* Written request
Wherever the word "advances" appears in the entries, copy the whole line.

* Rows
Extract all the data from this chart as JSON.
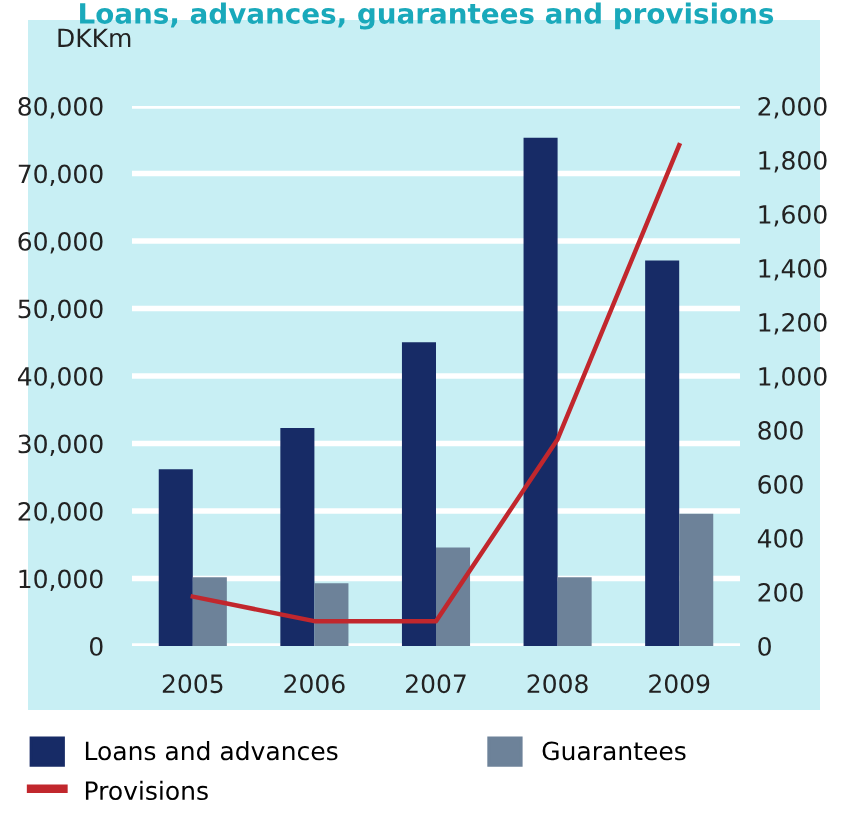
{
  "chart_data": {
    "type": "bar",
    "title": "Loans, advances, guarantees and provisions",
    "ylabel": "DKKm",
    "categories": [
      "2005",
      "2006",
      "2007",
      "2008",
      "2009"
    ],
    "series": [
      {
        "name": "Loans and advances",
        "color": "#172b66",
        "values": [
          26200,
          32300,
          45000,
          75300,
          57100
        ]
      },
      {
        "name": "Guarantees",
        "color": "#6d8299",
        "values": [
          10200,
          9300,
          14600,
          10200,
          19600
        ]
      },
      {
        "name": "Provisions",
        "color": "#c1272d",
        "type": "line",
        "axis": "y2",
        "values": [
          183,
          92,
          92,
          766,
          1855
        ]
      }
    ],
    "ylim": [
      0,
      80000
    ],
    "yticks": [
      {
        "value": 0,
        "label": "0"
      },
      {
        "value": 10000,
        "label": "10,000"
      },
      {
        "value": 20000,
        "label": "20,000"
      },
      {
        "value": 30000,
        "label": "30,000"
      },
      {
        "value": 40000,
        "label": "40,000"
      },
      {
        "value": 50000,
        "label": "50,000"
      },
      {
        "value": 60000,
        "label": "60,000"
      },
      {
        "value": 70000,
        "label": "70,000"
      },
      {
        "value": 80000,
        "label": "80,000"
      }
    ],
    "y2lim": [
      0,
      2000
    ],
    "y2ticks": [
      {
        "value": 0,
        "label": "0"
      },
      {
        "value": 200,
        "label": "200"
      },
      {
        "value": 400,
        "label": "400"
      },
      {
        "value": 600,
        "label": "600"
      },
      {
        "value": 800,
        "label": "800"
      },
      {
        "value": 1000,
        "label": "1,000"
      },
      {
        "value": 1200,
        "label": "1,200"
      },
      {
        "value": 1400,
        "label": "1,400"
      },
      {
        "value": 1600,
        "label": "1,600"
      },
      {
        "value": 1800,
        "label": "1,800"
      },
      {
        "value": 2000,
        "label": "2,000"
      }
    ],
    "grid": "y",
    "legend": "bottom"
  }
}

* Expected answer
    "title": "Loans, advances, guarantees and provisions",
        "name": "Loans and advances",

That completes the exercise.